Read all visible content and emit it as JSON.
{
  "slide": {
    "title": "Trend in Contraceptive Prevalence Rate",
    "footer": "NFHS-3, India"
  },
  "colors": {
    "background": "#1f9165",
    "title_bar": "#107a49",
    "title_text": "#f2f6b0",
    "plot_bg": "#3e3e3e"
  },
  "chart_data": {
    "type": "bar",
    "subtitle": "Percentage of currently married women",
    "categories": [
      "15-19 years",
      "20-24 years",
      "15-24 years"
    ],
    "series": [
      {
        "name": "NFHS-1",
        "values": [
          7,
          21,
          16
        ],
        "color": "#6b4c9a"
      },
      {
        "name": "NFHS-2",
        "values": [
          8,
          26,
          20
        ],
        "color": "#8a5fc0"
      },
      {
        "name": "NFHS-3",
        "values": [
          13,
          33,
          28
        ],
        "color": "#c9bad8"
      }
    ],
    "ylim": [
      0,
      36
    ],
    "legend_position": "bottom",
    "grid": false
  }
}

◆ ◆ ◆ ◆ ◆ ◆ ◆

TASK DETAILS
Of the lines in this data, how many contain "NFHS"? Reply with only the number.

SOLVED EXERCISE
4